=== DIRECTION ===
Return each line of the listing below, unchanged, and omit the images.

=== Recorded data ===
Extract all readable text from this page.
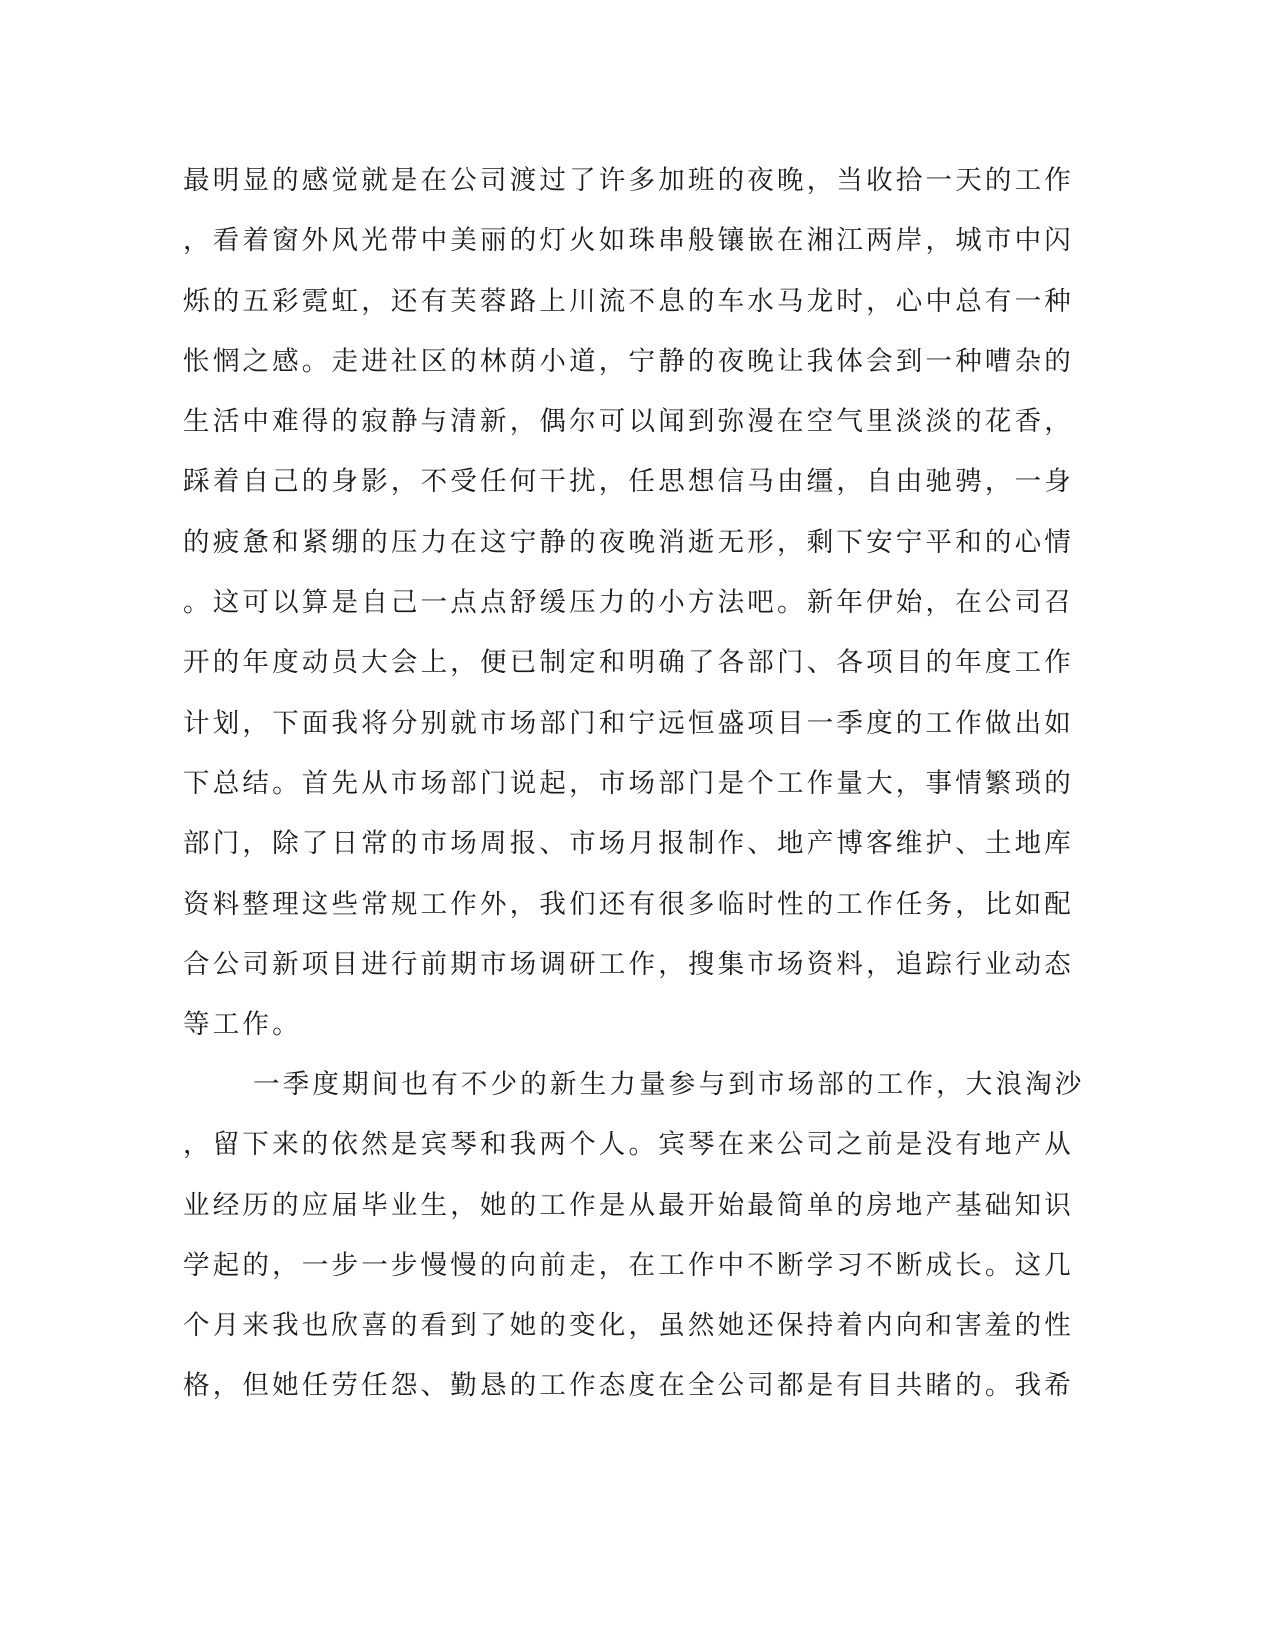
最明显的感觉就是在公司渡过了许多加班的夜晚，当收拾一天的工作
，看着窗外风光带中美丽的灯火如珠串般镶嵌在湘江两岸，城市中闪
烁的五彩霓虹，还有芙蓉路上川流不息的车水马龙时，心中总有一种
怅惘之感。走进社区的林荫小道，宁静的夜晚让我体会到一种嘈杂的
生活中难得的寂静与清新，偶尔可以闻到弥漫在空气里淡淡的花香，
踩着自己的身影，不受任何干扰，任思想信马由缰，自由驰骋，一身
的疲惫和紧绷的压力在这宁静的夜晚消逝无形，剩下安宁平和的心情
。这可以算是自己一点点舒缓压力的小方法吧。新年伊始，在公司召
开的年度动员大会上，便已制定和明确了各部门、各项目的年度工作
计划，下面我将分别就市场部门和宁远恒盛项目一季度的工作做出如
下总结。首先从市场部门说起，市场部门是个工作量大，事情繁琐的
部门，除了日常的市场周报、市场月报制作、地产博客维护、土地库
资料整理这些常规工作外，我们还有很多临时性的工作任务，比如配
合公司新项目进行前期市场调研工作，搜集市场资料，追踪行业动态
等工作。
一季度期间也有不少的新生力量参与到市场部的工作，大浪淘沙
，留下来的依然是宾琴和我两个人。宾琴在来公司之前是没有地产从
业经历的应届毕业生，她的工作是从最开始最简单的房地产基础知识
学起的，一步一步慢慢的向前走，在工作中不断学习不断成长。这几
个月来我也欣喜的看到了她的变化，虽然她还保持着内向和害羞的性
格，但她任劳任怨、勤恳的工作态度在全公司都是有目共睹的。我希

=== ANSWER FOR THIS EXERCISE ===
Extract all readable text from this page.
最明显的感觉就是在公司渡过了许多加班的夜晚，当收拾一天的工作
，看着窗外风光带中美丽的灯火如珠串般镶嵌在湘江两岸，城市中闪
烁的五彩霓虹，还有芙蓉路上川流不息的车水马龙时，心中总有一种
怅惘之感。走进社区的林荫小道，宁静的夜晚让我体会到一种嘈杂的
生活中难得的寂静与清新，偶尔可以闻到弥漫在空气里淡淡的花香，
踩着自己的身影，不受任何干扰，任思想信马由缰，自由驰骋，一身
的疲惫和紧绷的压力在这宁静的夜晚消逝无形，剩下安宁平和的心情
。这可以算是自己一点点舒缓压力的小方法吧。新年伊始，在公司召
开的年度动员大会上，便已制定和明确了各部门、各项目的年度工作
计划，下面我将分别就市场部门和宁远恒盛项目一季度的工作做出如
下总结。首先从市场部门说起，市场部门是个工作量大，事情繁琐的
部门，除了日常的市场周报、市场月报制作、地产博客维护、土地库
资料整理这些常规工作外，我们还有很多临时性的工作任务，比如配
合公司新项目进行前期市场调研工作，搜集市场资料，追踪行业动态
等工作。
一季度期间也有不少的新生力量参与到市场部的工作，大浪淘沙
，留下来的依然是宾琴和我两个人。宾琴在来公司之前是没有地产从
业经历的应届毕业生，她的工作是从最开始最简单的房地产基础知识
学起的，一步一步慢慢的向前走，在工作中不断学习不断成长。这几
个月来我也欣喜的看到了她的变化，虽然她还保持着内向和害羞的性
格，但她任劳任怨、勤恳的工作态度在全公司都是有目共睹的。我希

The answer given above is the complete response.